- EXERCISE BRIEF: Could you transcribe every record below exactly as written, leaving out any pictures?

- DATASET:
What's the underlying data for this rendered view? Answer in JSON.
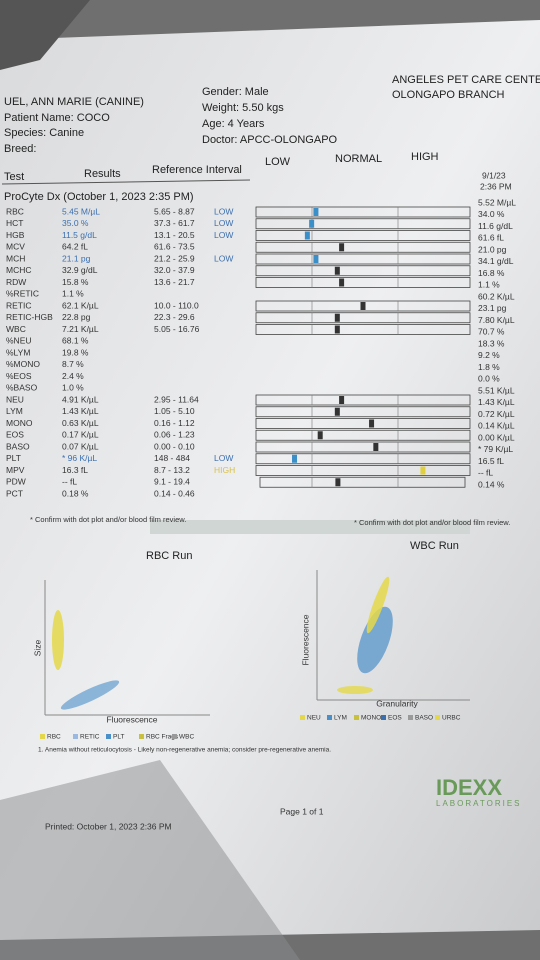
{
  "header": {
    "clinic": "ANGELES PET CARE CENTE",
    "branch": "OLONGAPO BRANCH",
    "owner": "UEL, ANN MARIE (CANINE)",
    "patient": "Patient Name: COCO",
    "species": "Species: Canine",
    "breed": "Breed:",
    "gender": "Gender: Male",
    "weight": "Weight: 5.50 kgs",
    "age": "Age: 4 Years",
    "doctor": "Doctor: APCC-OLONGAPO"
  },
  "columns": {
    "test": "Test",
    "results": "Results",
    "reference": "Reference Interval",
    "low": "LOW",
    "normal": "NORMAL",
    "high": "HIGH",
    "date": "9/1/23",
    "time": "2:36 PM"
  },
  "section": "ProCyte Dx (October 1, 2023 2:35 PM)",
  "rows": [
    {
      "test": "RBC",
      "result": "5.45 M/µL",
      "ref": "5.65 - 8.87",
      "flag": "LOW",
      "prior": "5.52 M/µL"
    },
    {
      "test": "HCT",
      "result": "35.0 %",
      "ref": "37.3 - 61.7",
      "flag": "LOW",
      "prior": "34.0 %"
    },
    {
      "test": "HGB",
      "result": "11.5 g/dL",
      "ref": "13.1 - 20.5",
      "flag": "LOW",
      "prior": "11.6 g/dL"
    },
    {
      "test": "MCV",
      "result": "64.2 fL",
      "ref": "61.6 - 73.5",
      "prior": "61.6 fL"
    },
    {
      "test": "MCH",
      "result": "21.1 pg",
      "ref": "21.2 - 25.9",
      "flag": "LOW",
      "prior": "21.0 pg"
    },
    {
      "test": "MCHC",
      "result": "32.9 g/dL",
      "ref": "32.0 - 37.9",
      "prior": "34.1 g/dL"
    },
    {
      "test": "RDW",
      "result": "15.8 %",
      "ref": "13.6 - 21.7",
      "prior": "16.8 %"
    },
    {
      "test": "%RETIC",
      "result": "1.1 %",
      "prior": "1.1 %"
    },
    {
      "test": "RETIC",
      "result": "62.1 K/µL",
      "ref": "10.0 - 110.0",
      "prior": "60.2 K/µL"
    },
    {
      "test": "RETIC-HGB",
      "result": "22.8 pg",
      "ref": "22.3 - 29.6",
      "prior": "23.1 pg"
    },
    {
      "test": "WBC",
      "result": "7.21 K/µL",
      "ref": "5.05 - 16.76",
      "prior": "7.80 K/µL"
    },
    {
      "test": "%NEU",
      "result": "68.1 %",
      "prior": "70.7 %"
    },
    {
      "test": "%LYM",
      "result": "19.8 %",
      "prior": "18.3 %"
    },
    {
      "test": "%MONO",
      "result": "8.7 %",
      "prior": "9.2 %"
    },
    {
      "test": "%EOS",
      "result": "2.4 %",
      "prior": "1.8 %"
    },
    {
      "test": "%BASO",
      "result": "1.0 %",
      "prior": "0.0 %"
    },
    {
      "test": "NEU",
      "result": "4.91 K/µL",
      "ref": "2.95 - 11.64",
      "prior": "5.51 K/µL"
    },
    {
      "test": "LYM",
      "result": "1.43 K/µL",
      "ref": "1.05 - 5.10",
      "prior": "1.43 K/µL"
    },
    {
      "test": "MONO",
      "result": "0.63 K/µL",
      "ref": "0.16 - 1.12",
      "prior": "0.72 K/µL"
    },
    {
      "test": "EOS",
      "result": "0.17 K/µL",
      "ref": "0.06 - 1.23",
      "prior": "0.14 K/µL"
    },
    {
      "test": "BASO",
      "result": "0.07 K/µL",
      "ref": "0.00 - 0.10",
      "prior": "0.00 K/µL"
    },
    {
      "test": "PLT",
      "result": "* 96 K/µL",
      "ref": "148 - 484",
      "flag": "LOW",
      "prior": "* 79 K/µL"
    },
    {
      "test": "MPV",
      "result": "16.3 fL",
      "ref": "8.7 - 13.2",
      "flag": "HIGH",
      "prior": "16.5 fL"
    },
    {
      "test": "PDW",
      "result": "-- fL",
      "ref": "9.1 - 19.4",
      "prior": "-- fL"
    },
    {
      "test": "PCT",
      "result": "0.18 %",
      "ref": "0.14 - 0.46",
      "prior": "0.14 %"
    }
  ],
  "notes": {
    "left": "* Confirm with dot plot and/or blood film review.",
    "right": "* Confirm with dot plot and/or blood film review."
  },
  "rbc_run": {
    "title": "RBC Run",
    "y_label": "Size",
    "x_label": "Fluorescence",
    "legend": [
      "RBC",
      "RETIC",
      "PLT",
      "RBC Frags",
      "WBC"
    ]
  },
  "wbc_run": {
    "title": "WBC Run",
    "y_label": "Fluorescence",
    "x_label": "Granularity",
    "legend": [
      "NEU",
      "LYM",
      "MONO",
      "EOS",
      "BASO",
      "URBC"
    ]
  },
  "footnote": "1. Anemia without reticulocytosis - Likely non-regenerative anemia; consider pre-regenerative anemia.",
  "printed": "Printed: October 1, 2023 2:36 PM",
  "page": "Page 1 of 1",
  "brand": "IDEXX",
  "brand_sub": "LABORATORIES"
}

- COMPLETE OUTPUT:
What's the underlying data for this rendered view? Answer in JSON.
{
  "header": {
    "clinic": "ANGELES PET CARE CENTE",
    "branch": "OLONGAPO BRANCH",
    "owner": "UEL, ANN MARIE (CANINE)",
    "patient": "Patient Name: COCO",
    "species": "Species: Canine",
    "breed": "Breed:",
    "gender": "Gender: Male",
    "weight": "Weight: 5.50 kgs",
    "age": "Age: 4 Years",
    "doctor": "Doctor: APCC-OLONGAPO"
  },
  "columns": {
    "test": "Test",
    "results": "Results",
    "reference": "Reference Interval",
    "low": "LOW",
    "normal": "NORMAL",
    "high": "HIGH",
    "date": "9/1/23",
    "time": "2:36 PM"
  },
  "section": "ProCyte Dx (October 1, 2023 2:35 PM)",
  "rows": [
    {
      "test": "RBC",
      "result": "5.45 M/µL",
      "ref": "5.65 - 8.87",
      "flag": "LOW",
      "prior": "5.52 M/µL"
    },
    {
      "test": "HCT",
      "result": "35.0 %",
      "ref": "37.3 - 61.7",
      "flag": "LOW",
      "prior": "34.0 %"
    },
    {
      "test": "HGB",
      "result": "11.5 g/dL",
      "ref": "13.1 - 20.5",
      "flag": "LOW",
      "prior": "11.6 g/dL"
    },
    {
      "test": "MCV",
      "result": "64.2 fL",
      "ref": "61.6 - 73.5",
      "prior": "61.6 fL"
    },
    {
      "test": "MCH",
      "result": "21.1 pg",
      "ref": "21.2 - 25.9",
      "flag": "LOW",
      "prior": "21.0 pg"
    },
    {
      "test": "MCHC",
      "result": "32.9 g/dL",
      "ref": "32.0 - 37.9",
      "prior": "34.1 g/dL"
    },
    {
      "test": "RDW",
      "result": "15.8 %",
      "ref": "13.6 - 21.7",
      "prior": "16.8 %"
    },
    {
      "test": "%RETIC",
      "result": "1.1 %",
      "prior": "1.1 %"
    },
    {
      "test": "RETIC",
      "result": "62.1 K/µL",
      "ref": "10.0 - 110.0",
      "prior": "60.2 K/µL"
    },
    {
      "test": "RETIC-HGB",
      "result": "22.8 pg",
      "ref": "22.3 - 29.6",
      "prior": "23.1 pg"
    },
    {
      "test": "WBC",
      "result": "7.21 K/µL",
      "ref": "5.05 - 16.76",
      "prior": "7.80 K/µL"
    },
    {
      "test": "%NEU",
      "result": "68.1 %",
      "prior": "70.7 %"
    },
    {
      "test": "%LYM",
      "result": "19.8 %",
      "prior": "18.3 %"
    },
    {
      "test": "%MONO",
      "result": "8.7 %",
      "prior": "9.2 %"
    },
    {
      "test": "%EOS",
      "result": "2.4 %",
      "prior": "1.8 %"
    },
    {
      "test": "%BASO",
      "result": "1.0 %",
      "prior": "0.0 %"
    },
    {
      "test": "NEU",
      "result": "4.91 K/µL",
      "ref": "2.95 - 11.64",
      "prior": "5.51 K/µL"
    },
    {
      "test": "LYM",
      "result": "1.43 K/µL",
      "ref": "1.05 - 5.10",
      "prior": "1.43 K/µL"
    },
    {
      "test": "MONO",
      "result": "0.63 K/µL",
      "ref": "0.16 - 1.12",
      "prior": "0.72 K/µL"
    },
    {
      "test": "EOS",
      "result": "0.17 K/µL",
      "ref": "0.06 - 1.23",
      "prior": "0.14 K/µL"
    },
    {
      "test": "BASO",
      "result": "0.07 K/µL",
      "ref": "0.00 - 0.10",
      "prior": "0.00 K/µL"
    },
    {
      "test": "PLT",
      "result": "* 96 K/µL",
      "ref": "148 - 484",
      "flag": "LOW",
      "prior": "* 79 K/µL"
    },
    {
      "test": "MPV",
      "result": "16.3 fL",
      "ref": "8.7 - 13.2",
      "flag": "HIGH",
      "prior": "16.5 fL"
    },
    {
      "test": "PDW",
      "result": "-- fL",
      "ref": "9.1 - 19.4",
      "prior": "-- fL"
    },
    {
      "test": "PCT",
      "result": "0.18 %",
      "ref": "0.14 - 0.46",
      "prior": "0.14 %"
    }
  ],
  "notes": {
    "left": "* Confirm with dot plot and/or blood film review.",
    "right": "* Confirm with dot plot and/or blood film review."
  },
  "rbc_run": {
    "title": "RBC Run",
    "y_label": "Size",
    "x_label": "Fluorescence",
    "legend": [
      "RBC",
      "RETIC",
      "PLT",
      "RBC Frags",
      "WBC"
    ]
  },
  "wbc_run": {
    "title": "WBC Run",
    "y_label": "Fluorescence",
    "x_label": "Granularity",
    "legend": [
      "NEU",
      "LYM",
      "MONO",
      "EOS",
      "BASO",
      "URBC"
    ]
  },
  "footnote": "1. Anemia without reticulocytosis - Likely non-regenerative anemia; consider pre-regenerative anemia.",
  "printed": "Printed: October 1, 2023 2:36 PM",
  "page": "Page 1 of 1",
  "brand": "IDEXX",
  "brand_sub": "LABORATORIES"
}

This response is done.